QUOTED PASSAGE Start Marker

Selected example scripts. Check out more in examples/


State control

A minimal demo showing how to use the Sim API at a very high level: create a Sim, send simple position commands and step the simulation. Useful to get started with high-level position/setpoint control.

python examples/change_pos.py

Cameras & RGBD

Shows how to obtain RGB and depth frames from the renderer. Demonstrates offscreen capture via sim.render(), retrieving image arrays for perception or visual‑in‑the‑loop controllers, and saving sequences (GIFs).

python examples/cameras.py

RGB Image                 Depth Image

cameras


Contacts & collision model

Demonstrates how to query contact information from the simulation and how to switch collision geometry types (e.g., sphere → box) for higher‑fidelity contact modeling. Useful for debugging collisions or when more accurate contact checks are required.

python examples/contacts.py

contact_sphere contact_box


LED deck & materials

Illustrates how to activate and control the LED deck and other drone material colors at runtime for visualization and debugging.

python examples/led_deck.py

led_deck


Randomization

Shows how to add reset‑time randomization: initial position/quaternion randomization, mass/inertia perturbations and other properties that should vary between episodes. The example demonstrates how to register reset randomizers and how to persist different initial conditions across runs.

Run:

python examples/randomize.py


Disturbance

Demonstrates step‑time disturbances inserted into the step pipeline (external forces/torques, actuator noise, etc.). The example (examples/disturbance.py) shows how to insert a disturbance function into sim.step_pipeline, compare disturbed vs undisturbed runs and optionally plot the resulting trajectories.

Run:

python examples/disturbance.py


Figure‑8 / RL environment

A scripted figure‑8 environment intended for evaluation or as a training target. The example shows how to create vectorized envs, apply the NormalizeActions wrapper and step/render the environment. It does not include any agent implementations — integrate the environment with your preferred RL training code (Stable Baselines3, RLlib, custom JAX trainers, etc.).

Run:

python examples/figure8.py


For API details and configuration options referenced by these examples, see the API Reference and Usage.

QUOTED PASSAGE End Marker
PROVIDED DATA Start Marker

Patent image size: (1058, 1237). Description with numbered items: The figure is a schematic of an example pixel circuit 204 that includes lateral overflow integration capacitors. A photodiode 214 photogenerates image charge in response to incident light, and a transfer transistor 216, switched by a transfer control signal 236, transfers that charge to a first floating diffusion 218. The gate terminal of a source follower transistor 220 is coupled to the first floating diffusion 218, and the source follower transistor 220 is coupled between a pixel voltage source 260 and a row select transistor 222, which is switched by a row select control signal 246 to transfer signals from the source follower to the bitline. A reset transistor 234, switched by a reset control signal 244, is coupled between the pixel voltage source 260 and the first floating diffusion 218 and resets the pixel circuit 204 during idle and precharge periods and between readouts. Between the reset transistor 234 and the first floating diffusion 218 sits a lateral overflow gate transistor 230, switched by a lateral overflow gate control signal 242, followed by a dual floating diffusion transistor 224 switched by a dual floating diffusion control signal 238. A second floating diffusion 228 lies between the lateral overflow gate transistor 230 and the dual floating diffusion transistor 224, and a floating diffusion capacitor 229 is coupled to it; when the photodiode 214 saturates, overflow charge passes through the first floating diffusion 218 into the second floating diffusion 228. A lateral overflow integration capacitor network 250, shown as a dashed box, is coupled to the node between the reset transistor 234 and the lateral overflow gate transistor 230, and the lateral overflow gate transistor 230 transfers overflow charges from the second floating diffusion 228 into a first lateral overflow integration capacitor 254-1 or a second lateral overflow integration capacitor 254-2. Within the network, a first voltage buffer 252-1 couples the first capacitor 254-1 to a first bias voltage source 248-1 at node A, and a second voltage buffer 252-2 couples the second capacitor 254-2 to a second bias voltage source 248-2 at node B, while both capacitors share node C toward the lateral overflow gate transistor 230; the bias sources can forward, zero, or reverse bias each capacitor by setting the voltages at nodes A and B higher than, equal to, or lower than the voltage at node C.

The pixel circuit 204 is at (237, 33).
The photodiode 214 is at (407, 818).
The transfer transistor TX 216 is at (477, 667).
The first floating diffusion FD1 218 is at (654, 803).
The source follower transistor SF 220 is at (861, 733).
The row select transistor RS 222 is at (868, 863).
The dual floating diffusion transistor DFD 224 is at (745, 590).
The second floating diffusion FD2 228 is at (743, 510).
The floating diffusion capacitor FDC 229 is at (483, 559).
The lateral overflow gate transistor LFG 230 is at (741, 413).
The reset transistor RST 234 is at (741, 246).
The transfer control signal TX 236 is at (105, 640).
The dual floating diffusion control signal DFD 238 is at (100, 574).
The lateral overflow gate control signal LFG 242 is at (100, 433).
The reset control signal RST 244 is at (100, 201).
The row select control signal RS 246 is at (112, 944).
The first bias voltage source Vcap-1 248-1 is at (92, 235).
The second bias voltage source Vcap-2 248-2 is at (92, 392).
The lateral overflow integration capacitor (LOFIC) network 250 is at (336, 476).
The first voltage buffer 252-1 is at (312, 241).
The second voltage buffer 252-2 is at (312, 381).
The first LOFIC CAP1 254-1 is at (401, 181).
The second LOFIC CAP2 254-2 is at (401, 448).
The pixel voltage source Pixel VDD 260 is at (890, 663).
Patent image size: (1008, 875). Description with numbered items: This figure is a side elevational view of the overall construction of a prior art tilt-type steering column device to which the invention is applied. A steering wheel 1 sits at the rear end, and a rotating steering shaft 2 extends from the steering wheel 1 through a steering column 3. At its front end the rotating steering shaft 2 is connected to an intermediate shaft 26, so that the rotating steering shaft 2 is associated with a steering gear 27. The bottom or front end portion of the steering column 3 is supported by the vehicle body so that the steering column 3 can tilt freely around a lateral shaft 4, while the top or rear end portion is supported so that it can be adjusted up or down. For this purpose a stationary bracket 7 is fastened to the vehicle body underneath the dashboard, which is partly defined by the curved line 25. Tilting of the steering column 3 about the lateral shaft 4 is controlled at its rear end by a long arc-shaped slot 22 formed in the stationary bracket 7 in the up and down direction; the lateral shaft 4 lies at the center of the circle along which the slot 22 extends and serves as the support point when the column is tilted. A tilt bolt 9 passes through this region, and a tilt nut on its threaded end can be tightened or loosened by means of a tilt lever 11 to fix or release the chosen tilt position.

PROVIDED DATA End Marker

### PROBLEM 1
In the example-script list, which call does the cameras example use for offscreen capture?
### PROBLEM 2
Using the example-script list, explain why the figure-8 environment has to be combined with separate RL training code.

### EXPECTED ANSWER 1
It uses sim.render().

### EXPECTED ANSWER 2
The figure-8 example includes no agent implementations. It only shows how to create vectorized envs, apply the NormalizeActions wrapper and step/render the environment, so the environment must be integrated with preferred RL training code such as Stable Baselines3, RLlib or custom JAX trainers.